EXERCISE TASK |
Each line containing the word "JSON" needs to be copied.

[start]

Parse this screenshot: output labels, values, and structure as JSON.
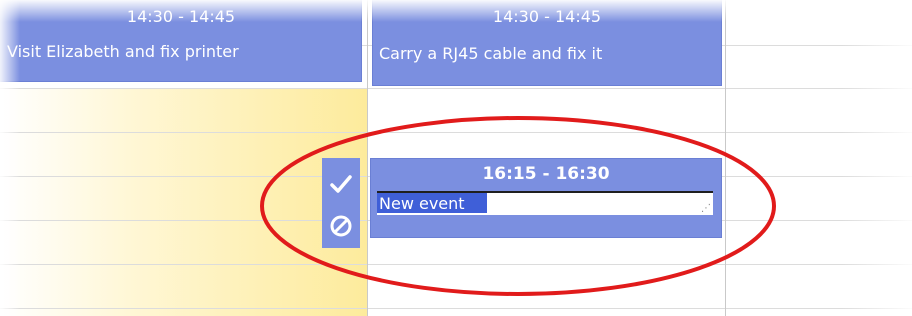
{
  "events": [
    {
      "time": "14:30 - 14:45",
      "title": "Visit Elizabeth and fix printer"
    },
    {
      "time": "14:30 - 14:45",
      "title": "Carry a RJ45 cable and fix it"
    }
  ],
  "editing_event": {
    "time": "16:15 - 16:30",
    "input_value": "New event"
  },
  "actions": {
    "confirm_icon": "checkmark-icon",
    "cancel_icon": "cancel-icon"
  },
  "colors": {
    "event_bg": "#7b8fe0",
    "highlight_col": "#fdeb9c",
    "annotation": "#e11b1b",
    "selection": "#3f5fd8"
  }
}
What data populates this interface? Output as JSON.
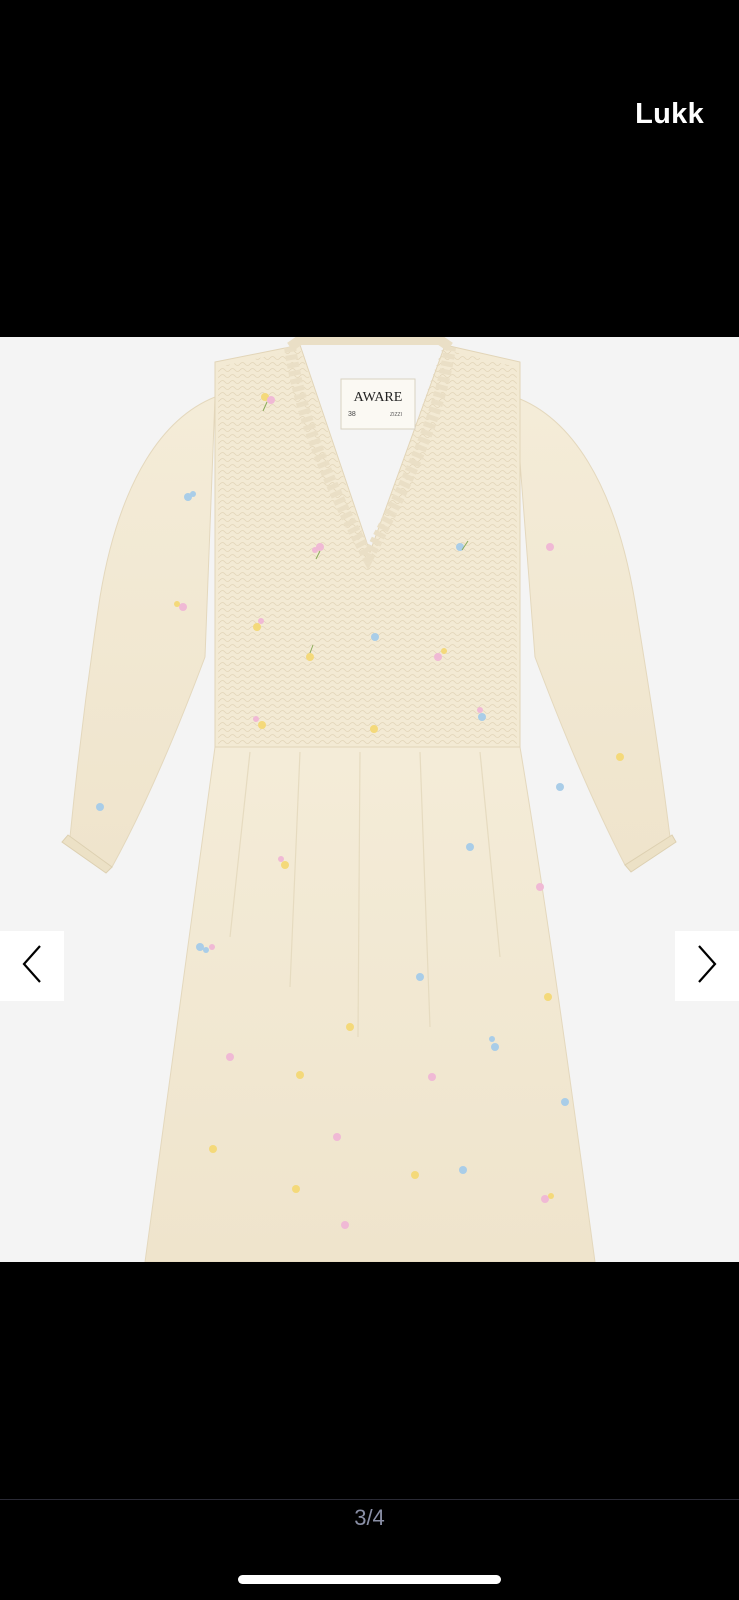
{
  "header": {
    "close_label": "Lukk"
  },
  "image": {
    "brand_label": "AWARE",
    "label_size": "38",
    "label_fine_print": "ZIZZI"
  },
  "navigation": {
    "prev_icon": "chevron-left-icon",
    "next_icon": "chevron-right-icon"
  },
  "footer": {
    "counter": "3/4"
  },
  "colors": {
    "background": "#000000",
    "image_bg": "#f4f4f4",
    "fabric": "#f3ead4",
    "counter_text": "#8a8fa6"
  }
}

[end]

WORKED ANSWER |
Parse this screenshot: output labels, values, and structure as JSON.
What data populates this interface? Output as JSON.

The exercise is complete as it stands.